A little over half of my three-plus acres of lawn was mowed. After the fits and starts, the agonizing string of breakdowns and repairs that had described my first year with this mower, I have spent this spring rejoicing in its flawless performance. Turn the key and away we go—first time, every time.
Thank you, God.
Before heading into the next section of lawn, I used the mower to quickly blow the detritus of the last storm off the paved portion of the drive. And just then it made a sound not unlike a Buick sedan passing through the propellers of a B-17 Flying Fortress. At first I thought the blades were just chewing up a fallen tree branch, but soon realized something more dire was taking place. I switched off the blades and killed the engine, but grating sounds continued.
Alighting the beast, I saw hot oil gushing from beneath the engine, spreading a nasty pool across the drive. At the sight, visions of a major expense passed before my eyes: thrown rod, blown gasket, et al.
- - -
◆ What you will do
**a)** Translate this sentence from the lawn mower text into Spanish: "I switched off the blades and killed the engine, but grating sounds continued."
**b)** Write the next part of the lawn mower text, picking up right after its final sentence.
The lines that come next play no part in this work.

◆ Extracted information
- - -
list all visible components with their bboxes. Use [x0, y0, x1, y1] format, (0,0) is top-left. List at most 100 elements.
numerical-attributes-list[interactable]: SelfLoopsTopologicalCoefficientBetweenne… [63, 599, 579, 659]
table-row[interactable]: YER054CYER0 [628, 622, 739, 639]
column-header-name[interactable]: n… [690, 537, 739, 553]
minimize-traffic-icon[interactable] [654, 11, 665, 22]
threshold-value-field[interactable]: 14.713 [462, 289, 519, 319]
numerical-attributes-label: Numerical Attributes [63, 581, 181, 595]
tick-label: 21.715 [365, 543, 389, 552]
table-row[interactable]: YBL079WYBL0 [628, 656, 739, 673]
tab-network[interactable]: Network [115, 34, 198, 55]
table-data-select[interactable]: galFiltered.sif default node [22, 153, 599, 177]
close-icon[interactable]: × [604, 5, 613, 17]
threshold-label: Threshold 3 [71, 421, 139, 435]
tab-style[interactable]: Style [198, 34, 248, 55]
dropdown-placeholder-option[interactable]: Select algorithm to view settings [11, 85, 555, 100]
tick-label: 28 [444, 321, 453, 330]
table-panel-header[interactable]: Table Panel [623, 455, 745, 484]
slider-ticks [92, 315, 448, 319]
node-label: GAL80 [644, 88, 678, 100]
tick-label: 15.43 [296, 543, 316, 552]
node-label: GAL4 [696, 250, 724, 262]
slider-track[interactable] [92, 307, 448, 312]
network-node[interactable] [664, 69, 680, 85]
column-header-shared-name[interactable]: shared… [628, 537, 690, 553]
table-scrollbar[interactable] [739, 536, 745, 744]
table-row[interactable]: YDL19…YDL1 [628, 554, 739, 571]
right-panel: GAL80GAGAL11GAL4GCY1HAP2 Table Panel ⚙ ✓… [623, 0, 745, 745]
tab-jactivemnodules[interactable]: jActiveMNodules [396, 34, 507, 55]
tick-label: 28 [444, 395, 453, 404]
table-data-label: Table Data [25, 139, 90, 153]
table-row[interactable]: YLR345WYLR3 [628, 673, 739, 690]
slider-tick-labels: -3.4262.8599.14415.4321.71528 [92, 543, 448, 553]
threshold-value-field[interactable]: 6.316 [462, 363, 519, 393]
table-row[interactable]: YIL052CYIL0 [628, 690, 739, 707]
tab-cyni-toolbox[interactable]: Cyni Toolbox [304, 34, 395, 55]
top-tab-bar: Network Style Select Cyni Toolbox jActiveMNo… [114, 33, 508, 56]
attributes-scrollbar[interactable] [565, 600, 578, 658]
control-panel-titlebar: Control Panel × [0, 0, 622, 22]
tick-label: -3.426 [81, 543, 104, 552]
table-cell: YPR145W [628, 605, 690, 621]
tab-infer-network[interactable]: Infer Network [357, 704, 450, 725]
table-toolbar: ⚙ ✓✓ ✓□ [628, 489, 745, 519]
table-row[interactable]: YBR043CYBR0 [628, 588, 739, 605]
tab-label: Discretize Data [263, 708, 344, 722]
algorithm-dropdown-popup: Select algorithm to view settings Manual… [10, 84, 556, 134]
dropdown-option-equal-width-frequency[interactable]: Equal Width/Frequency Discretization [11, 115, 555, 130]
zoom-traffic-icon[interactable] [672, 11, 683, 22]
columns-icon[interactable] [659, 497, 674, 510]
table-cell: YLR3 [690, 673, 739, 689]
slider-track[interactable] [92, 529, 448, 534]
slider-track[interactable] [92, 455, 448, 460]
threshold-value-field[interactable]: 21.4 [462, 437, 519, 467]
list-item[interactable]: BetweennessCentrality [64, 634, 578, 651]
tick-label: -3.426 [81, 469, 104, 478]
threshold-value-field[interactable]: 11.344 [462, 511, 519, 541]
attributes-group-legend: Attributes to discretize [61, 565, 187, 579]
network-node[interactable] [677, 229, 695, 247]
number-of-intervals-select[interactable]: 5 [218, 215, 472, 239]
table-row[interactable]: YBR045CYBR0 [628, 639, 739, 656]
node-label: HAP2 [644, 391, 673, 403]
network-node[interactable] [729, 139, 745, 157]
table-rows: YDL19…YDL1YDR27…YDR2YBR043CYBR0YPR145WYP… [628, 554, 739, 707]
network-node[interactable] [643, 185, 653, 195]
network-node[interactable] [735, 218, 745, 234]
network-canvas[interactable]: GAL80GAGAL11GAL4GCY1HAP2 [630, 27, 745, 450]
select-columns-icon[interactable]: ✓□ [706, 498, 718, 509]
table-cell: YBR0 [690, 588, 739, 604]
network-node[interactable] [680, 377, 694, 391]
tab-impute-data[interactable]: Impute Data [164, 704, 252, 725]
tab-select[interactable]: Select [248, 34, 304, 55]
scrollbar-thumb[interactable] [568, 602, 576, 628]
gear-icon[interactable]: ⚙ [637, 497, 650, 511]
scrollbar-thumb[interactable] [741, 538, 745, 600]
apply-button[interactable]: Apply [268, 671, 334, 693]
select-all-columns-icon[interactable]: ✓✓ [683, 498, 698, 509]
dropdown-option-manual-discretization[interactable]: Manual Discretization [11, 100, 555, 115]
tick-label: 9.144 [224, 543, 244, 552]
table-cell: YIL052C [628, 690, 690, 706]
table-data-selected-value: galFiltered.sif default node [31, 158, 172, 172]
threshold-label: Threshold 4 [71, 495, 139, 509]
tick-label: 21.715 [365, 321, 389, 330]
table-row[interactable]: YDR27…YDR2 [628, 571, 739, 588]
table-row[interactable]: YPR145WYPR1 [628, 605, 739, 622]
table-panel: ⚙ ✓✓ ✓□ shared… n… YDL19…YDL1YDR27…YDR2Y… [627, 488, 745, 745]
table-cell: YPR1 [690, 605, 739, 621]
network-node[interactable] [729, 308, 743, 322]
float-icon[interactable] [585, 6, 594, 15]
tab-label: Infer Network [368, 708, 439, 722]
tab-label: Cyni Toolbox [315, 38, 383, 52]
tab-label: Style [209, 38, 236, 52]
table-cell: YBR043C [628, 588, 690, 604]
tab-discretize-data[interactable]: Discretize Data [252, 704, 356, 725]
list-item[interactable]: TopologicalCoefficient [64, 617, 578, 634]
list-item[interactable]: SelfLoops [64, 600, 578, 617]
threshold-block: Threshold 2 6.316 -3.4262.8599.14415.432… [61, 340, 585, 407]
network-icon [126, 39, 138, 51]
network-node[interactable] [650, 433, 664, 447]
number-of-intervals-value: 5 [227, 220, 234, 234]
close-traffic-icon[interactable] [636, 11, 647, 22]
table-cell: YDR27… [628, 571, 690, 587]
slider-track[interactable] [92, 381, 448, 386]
- - -
◆ Responses for each task
**a)** Apagué las cuchillas y detuve el motor, pero los ruidos chirriantes continuaron.

**b)**
Forgetting its perfect performance of the last two months and seeing in its place only dollar signs and panoramas of overgrown grass, I cried out, "What now?"
The echoes of my thanksgiving to God were still ringing in my brain when the unpleasant disruption had occurred. And if gratitude is due Him for His influence on the mower's improved performance of late, then it follows that His hand was, as well, in its cataclysmic breakdown.
For that the praise does not come so easily.
° ° °
The believer never knows what the Lord—not fate, not karma, not happenstance or accident, but the Lord—will throw at him. The events of our tomorrow are not written down in any language we can read, but only in the language of heaven. Neither is the logic of our tomorrow of this earth; it has been formulated by Minds far superior to our own.
Come now, you who say, "Today or tomorrow we will go to such and such a city, and spend a year there and engage in business and make a profit." Yet you do not know what your life will be like tomorrow. You are just a vapor that appears for a little while and then vanishes away. Instead, you ought to say, "If the Lord wills, we will live and also do this or that."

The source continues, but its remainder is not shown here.